Goal of the exercise: Reproduce, character for character, the entries starting at the very beginning and ending at the line that contains "work-title: 娱乐圈的隐婚夫妇 bbox=[51, 743, 252, 768]", with that line included.

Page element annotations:
※
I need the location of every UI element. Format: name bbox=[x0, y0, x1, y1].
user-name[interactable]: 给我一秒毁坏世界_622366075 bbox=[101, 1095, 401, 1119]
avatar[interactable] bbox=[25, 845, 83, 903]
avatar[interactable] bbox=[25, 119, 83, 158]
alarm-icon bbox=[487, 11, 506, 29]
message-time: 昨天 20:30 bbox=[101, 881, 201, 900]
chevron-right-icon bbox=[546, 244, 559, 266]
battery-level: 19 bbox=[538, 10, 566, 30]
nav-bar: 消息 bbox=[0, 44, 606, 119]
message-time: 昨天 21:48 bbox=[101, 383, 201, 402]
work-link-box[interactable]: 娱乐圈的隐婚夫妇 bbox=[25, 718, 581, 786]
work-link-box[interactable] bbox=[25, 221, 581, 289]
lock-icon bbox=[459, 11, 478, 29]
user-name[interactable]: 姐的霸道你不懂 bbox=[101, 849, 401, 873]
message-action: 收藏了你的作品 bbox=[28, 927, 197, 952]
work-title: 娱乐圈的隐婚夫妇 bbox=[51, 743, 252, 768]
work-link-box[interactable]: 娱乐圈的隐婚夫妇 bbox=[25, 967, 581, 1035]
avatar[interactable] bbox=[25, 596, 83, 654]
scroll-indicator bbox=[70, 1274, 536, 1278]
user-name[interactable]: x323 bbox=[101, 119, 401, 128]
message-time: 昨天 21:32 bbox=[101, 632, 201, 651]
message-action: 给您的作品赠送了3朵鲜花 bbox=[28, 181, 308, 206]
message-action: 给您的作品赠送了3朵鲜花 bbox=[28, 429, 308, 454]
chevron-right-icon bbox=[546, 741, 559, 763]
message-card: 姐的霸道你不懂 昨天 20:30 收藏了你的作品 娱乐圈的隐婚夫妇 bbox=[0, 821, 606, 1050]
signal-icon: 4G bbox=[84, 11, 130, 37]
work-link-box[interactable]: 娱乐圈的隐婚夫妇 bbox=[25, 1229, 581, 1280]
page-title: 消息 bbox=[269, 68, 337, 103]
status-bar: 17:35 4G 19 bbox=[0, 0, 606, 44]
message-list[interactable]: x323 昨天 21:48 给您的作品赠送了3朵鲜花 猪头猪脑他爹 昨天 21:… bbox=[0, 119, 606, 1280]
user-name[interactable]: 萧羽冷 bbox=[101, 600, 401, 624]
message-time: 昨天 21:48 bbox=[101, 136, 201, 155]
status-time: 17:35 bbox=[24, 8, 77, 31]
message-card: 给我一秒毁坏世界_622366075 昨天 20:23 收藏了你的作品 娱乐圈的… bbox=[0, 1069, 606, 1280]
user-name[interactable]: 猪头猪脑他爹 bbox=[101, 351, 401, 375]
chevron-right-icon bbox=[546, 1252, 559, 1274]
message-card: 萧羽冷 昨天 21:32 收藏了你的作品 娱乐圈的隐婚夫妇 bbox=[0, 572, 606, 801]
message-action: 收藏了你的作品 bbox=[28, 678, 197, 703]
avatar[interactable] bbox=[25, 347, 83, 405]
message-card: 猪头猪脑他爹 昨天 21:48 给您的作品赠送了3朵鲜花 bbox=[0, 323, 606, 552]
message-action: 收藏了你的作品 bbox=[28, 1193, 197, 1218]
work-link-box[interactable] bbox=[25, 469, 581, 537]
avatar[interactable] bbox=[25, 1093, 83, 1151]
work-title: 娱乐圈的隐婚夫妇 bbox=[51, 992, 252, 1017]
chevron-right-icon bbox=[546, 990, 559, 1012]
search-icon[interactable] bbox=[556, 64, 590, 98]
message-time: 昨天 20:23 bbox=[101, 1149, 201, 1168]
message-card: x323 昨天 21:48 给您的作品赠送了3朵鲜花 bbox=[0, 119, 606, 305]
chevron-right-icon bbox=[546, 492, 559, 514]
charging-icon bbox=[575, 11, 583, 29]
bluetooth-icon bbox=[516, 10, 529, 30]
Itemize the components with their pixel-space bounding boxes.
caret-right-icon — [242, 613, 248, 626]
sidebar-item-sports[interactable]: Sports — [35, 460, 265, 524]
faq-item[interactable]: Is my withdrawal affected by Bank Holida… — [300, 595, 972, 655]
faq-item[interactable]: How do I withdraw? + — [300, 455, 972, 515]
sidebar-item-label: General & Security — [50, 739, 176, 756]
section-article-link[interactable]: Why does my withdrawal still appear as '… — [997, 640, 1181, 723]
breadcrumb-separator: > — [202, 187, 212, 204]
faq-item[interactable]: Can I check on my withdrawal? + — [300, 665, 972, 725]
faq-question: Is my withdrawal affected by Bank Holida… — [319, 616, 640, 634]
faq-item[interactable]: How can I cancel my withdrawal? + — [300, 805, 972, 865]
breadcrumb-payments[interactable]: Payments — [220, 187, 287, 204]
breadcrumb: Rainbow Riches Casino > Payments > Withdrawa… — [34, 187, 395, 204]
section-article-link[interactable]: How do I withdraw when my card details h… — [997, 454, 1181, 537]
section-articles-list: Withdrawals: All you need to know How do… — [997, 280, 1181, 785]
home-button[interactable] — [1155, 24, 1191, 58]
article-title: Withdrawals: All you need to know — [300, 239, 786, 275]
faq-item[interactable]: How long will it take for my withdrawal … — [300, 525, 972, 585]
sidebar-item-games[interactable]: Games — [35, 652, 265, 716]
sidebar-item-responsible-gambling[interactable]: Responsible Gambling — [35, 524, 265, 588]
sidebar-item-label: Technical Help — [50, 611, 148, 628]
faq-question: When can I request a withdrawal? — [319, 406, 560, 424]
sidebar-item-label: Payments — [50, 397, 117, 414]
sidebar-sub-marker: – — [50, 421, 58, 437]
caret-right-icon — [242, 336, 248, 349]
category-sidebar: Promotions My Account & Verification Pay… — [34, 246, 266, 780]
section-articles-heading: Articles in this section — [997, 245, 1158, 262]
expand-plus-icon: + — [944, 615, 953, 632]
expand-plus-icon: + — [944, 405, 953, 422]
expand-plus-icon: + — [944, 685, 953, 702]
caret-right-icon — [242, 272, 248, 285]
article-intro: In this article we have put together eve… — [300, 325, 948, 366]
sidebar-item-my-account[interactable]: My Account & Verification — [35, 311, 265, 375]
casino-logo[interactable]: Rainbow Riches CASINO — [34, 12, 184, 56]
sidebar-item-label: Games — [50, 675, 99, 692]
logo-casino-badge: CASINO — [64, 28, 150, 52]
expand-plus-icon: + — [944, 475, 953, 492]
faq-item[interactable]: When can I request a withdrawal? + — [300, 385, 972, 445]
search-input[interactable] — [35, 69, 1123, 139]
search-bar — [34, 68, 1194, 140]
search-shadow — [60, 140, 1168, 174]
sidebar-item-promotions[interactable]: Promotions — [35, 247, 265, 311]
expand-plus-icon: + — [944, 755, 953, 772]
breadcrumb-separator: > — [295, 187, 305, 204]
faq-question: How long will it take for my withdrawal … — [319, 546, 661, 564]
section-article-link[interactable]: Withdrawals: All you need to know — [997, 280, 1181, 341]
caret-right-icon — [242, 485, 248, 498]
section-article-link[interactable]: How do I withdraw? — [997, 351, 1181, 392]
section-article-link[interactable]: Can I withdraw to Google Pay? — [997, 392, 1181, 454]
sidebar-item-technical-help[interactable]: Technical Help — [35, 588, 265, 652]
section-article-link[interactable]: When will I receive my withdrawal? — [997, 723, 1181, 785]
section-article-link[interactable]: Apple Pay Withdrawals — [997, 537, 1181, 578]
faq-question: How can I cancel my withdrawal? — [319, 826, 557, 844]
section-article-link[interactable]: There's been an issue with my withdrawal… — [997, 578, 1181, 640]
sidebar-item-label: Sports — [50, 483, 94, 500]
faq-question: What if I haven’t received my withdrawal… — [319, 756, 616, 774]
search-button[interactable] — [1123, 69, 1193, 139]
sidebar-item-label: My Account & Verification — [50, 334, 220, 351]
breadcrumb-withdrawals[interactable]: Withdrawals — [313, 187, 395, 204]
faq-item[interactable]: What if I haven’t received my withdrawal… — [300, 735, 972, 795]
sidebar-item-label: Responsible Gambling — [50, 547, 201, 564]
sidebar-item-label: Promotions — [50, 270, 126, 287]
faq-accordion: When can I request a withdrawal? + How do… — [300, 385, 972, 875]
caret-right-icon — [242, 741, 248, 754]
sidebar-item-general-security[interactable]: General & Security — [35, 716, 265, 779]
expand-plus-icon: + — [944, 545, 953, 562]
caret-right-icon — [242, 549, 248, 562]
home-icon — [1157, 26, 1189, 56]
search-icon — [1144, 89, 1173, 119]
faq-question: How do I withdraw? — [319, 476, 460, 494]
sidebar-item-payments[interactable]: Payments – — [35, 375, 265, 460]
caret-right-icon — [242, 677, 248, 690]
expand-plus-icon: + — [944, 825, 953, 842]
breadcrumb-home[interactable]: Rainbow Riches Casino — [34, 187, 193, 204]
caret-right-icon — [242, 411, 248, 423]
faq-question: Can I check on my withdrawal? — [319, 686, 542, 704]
※
The solution:
I need the location of every UI element. Format: name bbox=[x0, y0, x1, y1].
user-name[interactable]: 给我一秒毁坏世界_622366075 bbox=[101, 1095, 401, 1119]
avatar[interactable] bbox=[25, 845, 83, 903]
avatar[interactable] bbox=[25, 119, 83, 158]
alarm-icon bbox=[487, 11, 506, 29]
message-time: 昨天 20:30 bbox=[101, 881, 201, 900]
chevron-right-icon bbox=[546, 244, 559, 266]
battery-level: 19 bbox=[538, 10, 566, 30]
nav-bar: 消息 bbox=[0, 44, 606, 119]
message-time: 昨天 21:48 bbox=[101, 383, 201, 402]
work-link-box[interactable]: 娱乐圈的隐婚夫妇 bbox=[25, 718, 581, 786]
work-link-box[interactable] bbox=[25, 221, 581, 289]
lock-icon bbox=[459, 11, 478, 29]
user-name[interactable]: 姐的霸道你不懂 bbox=[101, 849, 401, 873]
message-action: 收藏了你的作品 bbox=[28, 927, 197, 952]
work-title: 娱乐圈的隐婚夫妇 bbox=[51, 743, 252, 768]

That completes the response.